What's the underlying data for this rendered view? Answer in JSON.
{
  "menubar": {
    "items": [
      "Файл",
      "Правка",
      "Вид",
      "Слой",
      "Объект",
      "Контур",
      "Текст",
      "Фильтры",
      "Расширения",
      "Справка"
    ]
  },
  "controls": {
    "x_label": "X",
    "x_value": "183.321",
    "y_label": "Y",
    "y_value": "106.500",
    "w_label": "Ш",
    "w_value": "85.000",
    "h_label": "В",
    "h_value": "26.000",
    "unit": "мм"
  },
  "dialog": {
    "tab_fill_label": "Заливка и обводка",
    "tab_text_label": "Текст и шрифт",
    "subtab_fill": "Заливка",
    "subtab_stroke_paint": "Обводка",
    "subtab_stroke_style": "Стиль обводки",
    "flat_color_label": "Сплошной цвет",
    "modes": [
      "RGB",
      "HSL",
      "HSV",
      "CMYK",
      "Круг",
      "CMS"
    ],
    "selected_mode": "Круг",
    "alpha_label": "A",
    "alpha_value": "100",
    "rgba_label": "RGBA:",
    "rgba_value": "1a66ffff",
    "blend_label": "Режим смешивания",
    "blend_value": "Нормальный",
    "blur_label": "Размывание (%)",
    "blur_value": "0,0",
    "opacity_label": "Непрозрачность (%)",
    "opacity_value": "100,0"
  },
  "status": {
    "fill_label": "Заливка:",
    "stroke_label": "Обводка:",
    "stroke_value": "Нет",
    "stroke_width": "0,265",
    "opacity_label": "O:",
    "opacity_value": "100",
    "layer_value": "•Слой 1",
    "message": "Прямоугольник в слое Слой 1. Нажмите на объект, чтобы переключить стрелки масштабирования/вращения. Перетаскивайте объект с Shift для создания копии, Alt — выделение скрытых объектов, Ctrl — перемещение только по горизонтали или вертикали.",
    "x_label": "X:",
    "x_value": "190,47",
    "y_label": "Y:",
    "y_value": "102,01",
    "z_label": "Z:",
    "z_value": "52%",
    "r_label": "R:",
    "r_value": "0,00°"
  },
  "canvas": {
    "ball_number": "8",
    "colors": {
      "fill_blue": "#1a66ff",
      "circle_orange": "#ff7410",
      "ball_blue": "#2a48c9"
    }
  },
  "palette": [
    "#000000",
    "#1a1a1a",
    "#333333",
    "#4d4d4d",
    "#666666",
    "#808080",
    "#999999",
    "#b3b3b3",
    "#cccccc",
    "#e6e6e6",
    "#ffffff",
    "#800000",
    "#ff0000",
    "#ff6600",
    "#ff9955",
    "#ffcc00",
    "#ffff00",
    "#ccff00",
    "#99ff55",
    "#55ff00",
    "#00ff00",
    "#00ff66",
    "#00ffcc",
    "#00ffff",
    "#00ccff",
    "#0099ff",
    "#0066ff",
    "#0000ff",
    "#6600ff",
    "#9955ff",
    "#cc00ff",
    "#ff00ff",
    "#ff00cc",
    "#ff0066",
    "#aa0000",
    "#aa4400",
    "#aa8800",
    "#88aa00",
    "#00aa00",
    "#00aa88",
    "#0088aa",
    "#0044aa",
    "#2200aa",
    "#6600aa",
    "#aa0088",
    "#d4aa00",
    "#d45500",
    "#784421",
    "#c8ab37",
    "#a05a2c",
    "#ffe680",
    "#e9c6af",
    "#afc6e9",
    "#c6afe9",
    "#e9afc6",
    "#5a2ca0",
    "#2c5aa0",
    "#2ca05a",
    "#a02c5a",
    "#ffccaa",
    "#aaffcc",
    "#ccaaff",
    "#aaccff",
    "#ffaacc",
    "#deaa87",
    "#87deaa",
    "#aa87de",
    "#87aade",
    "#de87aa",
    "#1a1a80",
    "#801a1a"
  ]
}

WHAT IS NEEDED
Each of the records should be retyped exactly.

REPLY
What's the underlying data for this rendered view? Answer in JSON.
{
  "menubar": {
    "items": [
      "Файл",
      "Правка",
      "Вид",
      "Слой",
      "Объект",
      "Контур",
      "Текст",
      "Фильтры",
      "Расширения",
      "Справка"
    ]
  },
  "controls": {
    "x_label": "X",
    "x_value": "183.321",
    "y_label": "Y",
    "y_value": "106.500",
    "w_label": "Ш",
    "w_value": "85.000",
    "h_label": "В",
    "h_value": "26.000",
    "unit": "мм"
  },
  "dialog": {
    "tab_fill_label": "Заливка и обводка",
    "tab_text_label": "Текст и шрифт",
    "subtab_fill": "Заливка",
    "subtab_stroke_paint": "Обводка",
    "subtab_stroke_style": "Стиль обводки",
    "flat_color_label": "Сплошной цвет",
    "modes": [
      "RGB",
      "HSL",
      "HSV",
      "CMYK",
      "Круг",
      "CMS"
    ],
    "selected_mode": "Круг",
    "alpha_label": "A",
    "alpha_value": "100",
    "rgba_label": "RGBA:",
    "rgba_value": "1a66ffff",
    "blend_label": "Режим смешивания",
    "blend_value": "Нормальный",
    "blur_label": "Размывание (%)",
    "blur_value": "0,0",
    "opacity_label": "Непрозрачность (%)",
    "opacity_value": "100,0"
  },
  "status": {
    "fill_label": "Заливка:",
    "stroke_label": "Обводка:",
    "stroke_value": "Нет",
    "stroke_width": "0,265",
    "opacity_label": "O:",
    "opacity_value": "100",
    "layer_value": "•Слой 1",
    "message": "Прямоугольник в слое Слой 1. Нажмите на объект, чтобы переключить стрелки масштабирования/вращения. Перетаскивайте объект с Shift для создания копии, Alt — выделение скрытых объектов, Ctrl — перемещение только по горизонтали или вертикали.",
    "x_label": "X:",
    "x_value": "190,47",
    "y_label": "Y:",
    "y_value": "102,01",
    "z_label": "Z:",
    "z_value": "52%",
    "r_label": "R:",
    "r_value": "0,00°"
  },
  "canvas": {
    "ball_number": "8",
    "colors": {
      "fill_blue": "#1a66ff",
      "circle_orange": "#ff7410",
      "ball_blue": "#2a48c9"
    }
  },
  "palette": [
    "#000000",
    "#1a1a1a",
    "#333333",
    "#4d4d4d",
    "#666666",
    "#808080",
    "#999999",
    "#b3b3b3",
    "#cccccc",
    "#e6e6e6",
    "#ffffff",
    "#800000",
    "#ff0000",
    "#ff6600",
    "#ff9955",
    "#ffcc00",
    "#ffff00",
    "#ccff00",
    "#99ff55",
    "#55ff00",
    "#00ff00",
    "#00ff66",
    "#00ffcc",
    "#00ffff",
    "#00ccff",
    "#0099ff",
    "#0066ff",
    "#0000ff",
    "#6600ff",
    "#9955ff",
    "#cc00ff",
    "#ff00ff",
    "#ff00cc",
    "#ff0066",
    "#aa0000",
    "#aa4400",
    "#aa8800",
    "#88aa00",
    "#00aa00",
    "#00aa88",
    "#0088aa",
    "#0044aa",
    "#2200aa",
    "#6600aa",
    "#aa0088",
    "#d4aa00",
    "#d45500",
    "#784421",
    "#c8ab37",
    "#a05a2c",
    "#ffe680",
    "#e9c6af",
    "#afc6e9",
    "#c6afe9",
    "#e9afc6",
    "#5a2ca0",
    "#2c5aa0",
    "#2ca05a",
    "#a02c5a",
    "#ffccaa",
    "#aaffcc",
    "#ccaaff",
    "#aaccff",
    "#ffaacc",
    "#deaa87",
    "#87deaa",
    "#aa87de",
    "#87aade",
    "#de87aa",
    "#1a1a80",
    "#801a1a"
  ]
}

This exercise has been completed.